* **Material for the task**:
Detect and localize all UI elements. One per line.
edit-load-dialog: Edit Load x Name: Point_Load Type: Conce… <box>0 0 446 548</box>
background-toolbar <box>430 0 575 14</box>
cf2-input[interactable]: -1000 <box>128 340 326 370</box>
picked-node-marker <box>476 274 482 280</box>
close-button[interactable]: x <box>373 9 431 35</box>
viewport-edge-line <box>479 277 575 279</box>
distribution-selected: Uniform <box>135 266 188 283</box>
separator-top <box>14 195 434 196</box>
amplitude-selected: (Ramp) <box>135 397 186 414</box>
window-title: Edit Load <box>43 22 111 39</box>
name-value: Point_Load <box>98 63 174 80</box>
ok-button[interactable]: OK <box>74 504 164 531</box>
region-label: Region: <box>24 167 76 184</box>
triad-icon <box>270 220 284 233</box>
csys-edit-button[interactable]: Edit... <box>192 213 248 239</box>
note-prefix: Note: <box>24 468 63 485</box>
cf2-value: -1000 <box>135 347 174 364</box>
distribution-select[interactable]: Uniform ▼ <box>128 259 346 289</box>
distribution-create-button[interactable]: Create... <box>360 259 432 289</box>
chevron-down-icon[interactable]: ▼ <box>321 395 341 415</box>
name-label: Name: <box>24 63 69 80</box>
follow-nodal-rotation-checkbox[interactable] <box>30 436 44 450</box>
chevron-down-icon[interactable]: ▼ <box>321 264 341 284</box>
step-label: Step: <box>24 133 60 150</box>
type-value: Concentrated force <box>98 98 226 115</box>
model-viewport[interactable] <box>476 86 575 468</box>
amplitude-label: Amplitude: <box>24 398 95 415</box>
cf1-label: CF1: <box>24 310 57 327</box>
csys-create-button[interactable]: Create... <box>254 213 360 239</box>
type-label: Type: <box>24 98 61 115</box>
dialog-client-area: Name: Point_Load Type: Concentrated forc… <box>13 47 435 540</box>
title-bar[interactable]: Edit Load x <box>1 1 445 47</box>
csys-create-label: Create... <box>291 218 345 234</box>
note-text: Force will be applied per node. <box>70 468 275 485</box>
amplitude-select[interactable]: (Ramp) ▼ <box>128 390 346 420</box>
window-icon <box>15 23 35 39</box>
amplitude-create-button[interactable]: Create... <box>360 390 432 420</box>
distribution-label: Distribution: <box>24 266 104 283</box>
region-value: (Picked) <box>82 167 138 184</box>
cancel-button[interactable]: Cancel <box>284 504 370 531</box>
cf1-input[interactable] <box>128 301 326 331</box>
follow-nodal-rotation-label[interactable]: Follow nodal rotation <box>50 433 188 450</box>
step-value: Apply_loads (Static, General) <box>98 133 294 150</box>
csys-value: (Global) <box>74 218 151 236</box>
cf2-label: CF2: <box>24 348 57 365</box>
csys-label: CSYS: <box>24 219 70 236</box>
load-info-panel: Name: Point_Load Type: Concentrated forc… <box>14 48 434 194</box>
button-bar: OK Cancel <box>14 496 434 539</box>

* **What you need to do**:
Change every "Point_Load" in the entries above to "Tip_Load", and leave the rest of each entry the same.

* **Response to the exercise**:
Detect and localize all UI elements. One per line.
edit-load-dialog: Edit Load x Name: Tip_Load Type: Conce… <box>0 0 446 548</box>
background-toolbar <box>430 0 575 14</box>
cf2-input[interactable]: -1000 <box>128 340 326 370</box>
picked-node-marker <box>476 274 482 280</box>
close-button[interactable]: x <box>373 9 431 35</box>
viewport-edge-line <box>479 277 575 279</box>
distribution-selected: Uniform <box>135 266 188 283</box>
separator-top <box>14 195 434 196</box>
amplitude-selected: (Ramp) <box>135 397 186 414</box>
window-title: Edit Load <box>43 22 111 39</box>
name-value: Tip_Load <box>98 63 174 80</box>
ok-button[interactable]: OK <box>74 504 164 531</box>
region-label: Region: <box>24 167 76 184</box>
triad-icon <box>270 220 284 233</box>
csys-edit-button[interactable]: Edit... <box>192 213 248 239</box>
note-prefix: Note: <box>24 468 63 485</box>
cf2-value: -1000 <box>135 347 174 364</box>
distribution-select[interactable]: Uniform ▼ <box>128 259 346 289</box>
distribution-create-button[interactable]: Create... <box>360 259 432 289</box>
chevron-down-icon[interactable]: ▼ <box>321 395 341 415</box>
name-label: Name: <box>24 63 69 80</box>
follow-nodal-rotation-checkbox[interactable] <box>30 436 44 450</box>
chevron-down-icon[interactable]: ▼ <box>321 264 341 284</box>
step-label: Step: <box>24 133 60 150</box>
type-value: Concentrated force <box>98 98 226 115</box>
model-viewport[interactable] <box>476 86 575 468</box>
amplitude-label: Amplitude: <box>24 398 95 415</box>
cf1-label: CF1: <box>24 310 57 327</box>
csys-create-button[interactable]: Create... <box>254 213 360 239</box>
type-label: Type: <box>24 98 61 115</box>
dialog-client-area: Name: Tip_Load Type: Concentrated forc… <box>13 47 435 540</box>
title-bar[interactable]: Edit Load x <box>1 1 445 47</box>
csys-create-label: Create... <box>291 218 345 234</box>
note-text: Force will be applied per node. <box>70 468 275 485</box>
amplitude-select[interactable]: (Ramp) ▼ <box>128 390 346 420</box>
window-icon <box>15 23 35 39</box>
amplitude-create-button[interactable]: Create... <box>360 390 432 420</box>
distribution-label: Distribution: <box>24 266 104 283</box>
region-value: (Picked) <box>82 167 138 184</box>
cancel-button[interactable]: Cancel <box>284 504 370 531</box>
cf1-input[interactable] <box>128 301 326 331</box>
follow-nodal-rotation-label[interactable]: Follow nodal rotation <box>50 433 188 450</box>
step-value: Apply_loads (Static, General) <box>98 133 294 150</box>
csys-value: (Global) <box>74 218 151 236</box>
cf2-label: CF2: <box>24 348 57 365</box>
csys-label: CSYS: <box>24 219 70 236</box>
load-info-panel: Name: Tip_Load Type: Concentrated forc… <box>14 48 434 194</box>
button-bar: OK Cancel <box>14 496 434 539</box>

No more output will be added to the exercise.